• INSTRUCTIONS TO FOLLOW:
Would you transcribe the whole listing exactly, minus its pictures?

======== PROVIDED MATERIAL

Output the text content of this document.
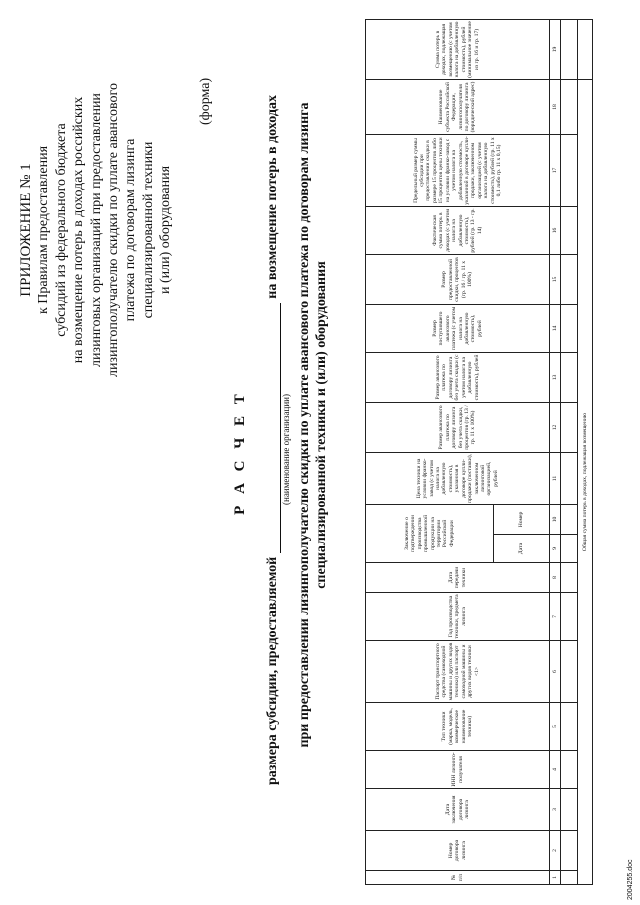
ПРИЛОЖЕНИЕ № 1 к Правилам предоставления субсидий из федерального бюджета на возмещение потерь в доходах российских лизинговых организаций при предоставлении лизингополучателю скидки по уплате авансового платежа по договорам лизинга специализированной техники и (или) оборудования
(форма)
Р А С Ч Е Т
размера субсидии, предоставляемойна возмещение потерь в доходах
(наименование организации) при предоставлении лизингополучателю скидки по уплате авансового платежа по договорам лизинга специализированной техники и (или) оборудования
№ п/п	Номер договора лизинга	Дата заключения договора лизинга	ИНН лизинго-получателя	Тип техники (марка, модель, коммерческое наименование техники)	Паспорт транспортного средства (самоходной машины и других видов техники) или паспорт самоходной машины и других видов техники <1>	Год производства техники, предмета лизинга	Дата передачи техники	Заключение о подтверждении производства промышленной продукции на территории Российской Федерации		Цена техники на условии франко-завод (с учетом налога на добавленную стоимость), указанная в договоре купли-продажи (поставки), заключенном лизинговой организацией, рублей	Размер авансового платежа по договору лизинга без учета скидки, процентов (гр. 13 / гр. 11 x 100%)	Размер авансового платежа по договору лизинга без учета скидки (с учетом налога на добавленную стоимость), рублей	Размер поступившего авансового платежа (с учетом налога на добавленную стоимость), рублей	Размер предоставленной скидки, процентов (гр. 16 / гр. 11 x 100%)	Фактическая сумма потерь в доходах (с учетом налога на добавленную стоимость), рублей (гр. 13 - гр. 14)	Предельный размер суммы субсидии при предоставлении скидки в размере 15 процентов либо 15 процентов цены техники на условии франко-завод с учетом налога на добавленную стоимость, указанной в договоре купли-продажи, заключенном организацией (с учетом налога на добавленную стоимость), рублей (гр. 11 x 0,1 либо гр. 11 x 0,15)	Наименование субъекта Российской Федерации, лизингополучателя по договору лизинга (юридический адрес)	Сумма потерь в доходах, подлежащая возмещению (с учетом налога на добавленную стоимость), рублей (минимальное значение из гр. 16 и гр. 17)
								Дата	Номер									
1	2	3	4	5	6	7	8	9	10	11	12	13	14	15	16	17	18	19

Общая сумма потерь в доходах, подлежащая возмещению																		
2004255.doc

================

• THE SOLUTION:
Output the text content of this document.
ПРИЛОЖЕНИЕ № 1 к Правилам предоставления субсидий из федерального бюджета на возмещение потерь в доходах российских лизинговых организаций при предоставлении лизингополучателю скидки по уплате авансового платежа по договорам лизинга специализированной техники и (или) оборудования
(форма)
Р А С Ч Е Т
размера субсидии, предоставляемойна возмещение потерь в доходах
(наименование организации) при предоставлении лизингополучателю скидки по уплате авансового платежа по договорам лизинга специализированной техники и (или) оборудования
№ п/п	Номер договора лизинга	Дата заключения договора лизинга	ИНН лизинго-получателя	Тип техники (марка, модель, коммерческое наименование техники)	Паспорт транспортного средства (самоходной машины и других видов техники) или паспорт самоходной машины и других видов техники <1>	Год производства техники, предмета лизинга	Дата передачи техники	Заключение о подтверждении производства промышленной продукции на территории Российской Федерации		Цена техники на условии франко-завод (с учетом налога на добавленную стоимость), указанная в договоре купли-продажи (поставки), заключенном лизинговой организацией, рублей	Размер авансового платежа по договору лизинга без учета скидки, процентов (гр. 13 / гр. 11 x 100%)	Размер авансового платежа по договору лизинга без учета скидки (с учетом налога на добавленную стоимость), рублей	Размер поступившего авансового платежа (с учетом налога на добавленную стоимость), рублей	Размер предоставленной скидки, процентов (гр. 16 / гр. 11 x 100%)	Фактическая сумма потерь в доходах (с учетом налога на добавленную стоимость), рублей (гр. 13 - гр. 14)	Предельный размер суммы субсидии при предоставлении скидки в размере 15 процентов либо 15 процентов цены техники на условии франко-завод с учетом налога на добавленную стоимость, указанной в договоре купли-продажи, заключенном организацией (с учетом налога на добавленную стоимость), рублей (гр. 11 x 0,1 либо гр. 11 x 0,15)	Наименование субъекта Российской Федерации, лизингополучателя по договору лизинга (юридический адрес)	Сумма потерь в доходах, подлежащая возмещению (с учетом налога на добавленную стоимость), рублей (минимальное значение из гр. 16 и гр. 17)
								Дата	Номер									
1	2	3	4	5	6	7	8	9	10	11	12	13	14	15	16	17	18	19

Общая сумма потерь в доходах, подлежащая возмещению																		
2004255.doc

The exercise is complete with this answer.